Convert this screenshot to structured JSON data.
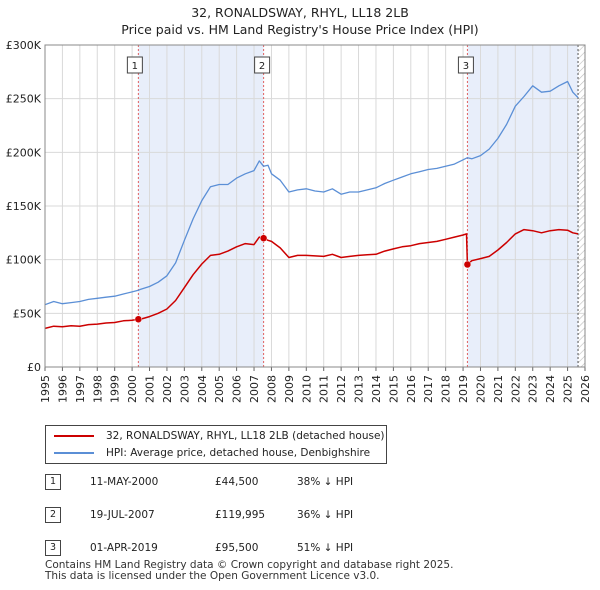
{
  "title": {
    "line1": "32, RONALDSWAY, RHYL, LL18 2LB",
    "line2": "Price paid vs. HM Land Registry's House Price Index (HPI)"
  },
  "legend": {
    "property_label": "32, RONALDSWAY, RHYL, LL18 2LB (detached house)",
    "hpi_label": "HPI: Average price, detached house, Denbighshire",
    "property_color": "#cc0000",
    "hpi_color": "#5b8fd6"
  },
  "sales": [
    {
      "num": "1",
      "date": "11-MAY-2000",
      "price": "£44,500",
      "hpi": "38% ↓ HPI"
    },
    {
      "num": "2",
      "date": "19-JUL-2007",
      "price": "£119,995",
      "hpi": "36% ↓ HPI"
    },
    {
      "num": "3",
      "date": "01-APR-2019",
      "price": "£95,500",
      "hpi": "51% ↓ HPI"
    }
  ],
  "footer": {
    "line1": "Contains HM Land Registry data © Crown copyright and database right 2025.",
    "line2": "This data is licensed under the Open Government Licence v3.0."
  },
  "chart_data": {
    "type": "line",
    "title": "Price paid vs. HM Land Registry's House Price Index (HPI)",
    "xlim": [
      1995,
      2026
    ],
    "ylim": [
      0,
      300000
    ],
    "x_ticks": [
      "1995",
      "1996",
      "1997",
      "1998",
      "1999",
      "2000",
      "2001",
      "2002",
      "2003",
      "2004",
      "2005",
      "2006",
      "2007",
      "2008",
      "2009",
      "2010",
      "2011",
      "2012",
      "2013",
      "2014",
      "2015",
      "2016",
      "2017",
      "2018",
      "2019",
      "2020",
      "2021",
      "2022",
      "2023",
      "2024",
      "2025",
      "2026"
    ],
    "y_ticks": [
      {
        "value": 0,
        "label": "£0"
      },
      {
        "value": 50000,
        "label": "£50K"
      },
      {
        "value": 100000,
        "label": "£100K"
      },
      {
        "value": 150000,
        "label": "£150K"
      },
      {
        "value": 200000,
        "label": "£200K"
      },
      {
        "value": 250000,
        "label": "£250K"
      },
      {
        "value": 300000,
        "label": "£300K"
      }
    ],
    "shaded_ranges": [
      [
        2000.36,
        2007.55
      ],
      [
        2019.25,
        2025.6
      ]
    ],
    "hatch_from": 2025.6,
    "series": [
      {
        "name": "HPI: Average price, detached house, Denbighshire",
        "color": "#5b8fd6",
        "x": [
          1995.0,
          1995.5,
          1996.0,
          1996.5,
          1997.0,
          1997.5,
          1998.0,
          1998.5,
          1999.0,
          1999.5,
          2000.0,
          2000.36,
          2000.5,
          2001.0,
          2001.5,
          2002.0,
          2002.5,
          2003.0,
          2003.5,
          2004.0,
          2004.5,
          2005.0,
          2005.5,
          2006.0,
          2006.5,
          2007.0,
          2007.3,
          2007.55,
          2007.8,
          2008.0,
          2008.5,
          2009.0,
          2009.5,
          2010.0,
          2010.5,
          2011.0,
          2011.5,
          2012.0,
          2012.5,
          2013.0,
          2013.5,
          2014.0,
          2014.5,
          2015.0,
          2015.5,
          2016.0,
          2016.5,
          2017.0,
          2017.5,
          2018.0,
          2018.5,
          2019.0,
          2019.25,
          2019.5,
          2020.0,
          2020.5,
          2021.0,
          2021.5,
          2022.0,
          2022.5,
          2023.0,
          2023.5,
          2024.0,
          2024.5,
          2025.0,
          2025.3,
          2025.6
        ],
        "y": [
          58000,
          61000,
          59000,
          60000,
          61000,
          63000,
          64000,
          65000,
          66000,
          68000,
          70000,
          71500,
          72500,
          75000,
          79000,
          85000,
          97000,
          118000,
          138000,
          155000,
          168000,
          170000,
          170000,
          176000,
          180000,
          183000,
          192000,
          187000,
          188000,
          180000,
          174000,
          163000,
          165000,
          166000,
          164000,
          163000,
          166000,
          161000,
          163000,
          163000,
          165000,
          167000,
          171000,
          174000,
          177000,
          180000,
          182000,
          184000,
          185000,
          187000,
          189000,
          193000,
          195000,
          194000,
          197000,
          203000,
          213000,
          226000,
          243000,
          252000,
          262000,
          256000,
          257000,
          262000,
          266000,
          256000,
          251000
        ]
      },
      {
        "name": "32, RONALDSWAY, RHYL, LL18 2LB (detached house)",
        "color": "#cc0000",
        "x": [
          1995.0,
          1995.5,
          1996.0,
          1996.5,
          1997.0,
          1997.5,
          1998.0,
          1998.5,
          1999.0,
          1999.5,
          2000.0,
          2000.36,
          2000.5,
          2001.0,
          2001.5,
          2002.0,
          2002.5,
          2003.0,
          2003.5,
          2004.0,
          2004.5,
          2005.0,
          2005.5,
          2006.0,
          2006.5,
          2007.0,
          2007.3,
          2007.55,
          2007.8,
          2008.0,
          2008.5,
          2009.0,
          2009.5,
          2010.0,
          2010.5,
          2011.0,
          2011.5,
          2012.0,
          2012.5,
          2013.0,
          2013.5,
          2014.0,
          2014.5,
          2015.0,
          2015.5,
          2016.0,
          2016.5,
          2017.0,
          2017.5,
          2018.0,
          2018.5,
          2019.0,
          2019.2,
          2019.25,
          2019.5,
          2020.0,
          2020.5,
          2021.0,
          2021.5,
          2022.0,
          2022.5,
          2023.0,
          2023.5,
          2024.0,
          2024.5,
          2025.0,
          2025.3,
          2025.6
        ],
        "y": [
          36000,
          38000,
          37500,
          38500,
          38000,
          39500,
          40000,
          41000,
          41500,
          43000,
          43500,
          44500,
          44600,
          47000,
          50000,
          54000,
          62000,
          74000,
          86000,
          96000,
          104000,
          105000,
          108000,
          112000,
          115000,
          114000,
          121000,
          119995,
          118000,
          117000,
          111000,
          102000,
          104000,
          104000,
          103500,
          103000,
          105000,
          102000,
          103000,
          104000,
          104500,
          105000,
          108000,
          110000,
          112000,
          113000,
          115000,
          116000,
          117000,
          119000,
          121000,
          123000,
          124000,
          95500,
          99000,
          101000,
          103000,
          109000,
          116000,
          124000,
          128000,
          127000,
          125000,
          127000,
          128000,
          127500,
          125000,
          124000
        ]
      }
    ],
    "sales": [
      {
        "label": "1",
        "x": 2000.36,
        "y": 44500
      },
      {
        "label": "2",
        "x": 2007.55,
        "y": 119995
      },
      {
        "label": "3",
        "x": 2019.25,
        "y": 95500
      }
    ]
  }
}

EXERCISE | Pick out every line above that contains the word "detached" and copy it.

RESULT OF THIS EXERCISE |
    "property_label": "32, RONALDSWAY, RHYL, LL18 2LB (detached house)",
    "hpi_label": "HPI: Average price, detached house, Denbighshire",
        "name": "HPI: Average price, detached house, Denbighshire",
        "name": "32, RONALDSWAY, RHYL, LL18 2LB (detached house)",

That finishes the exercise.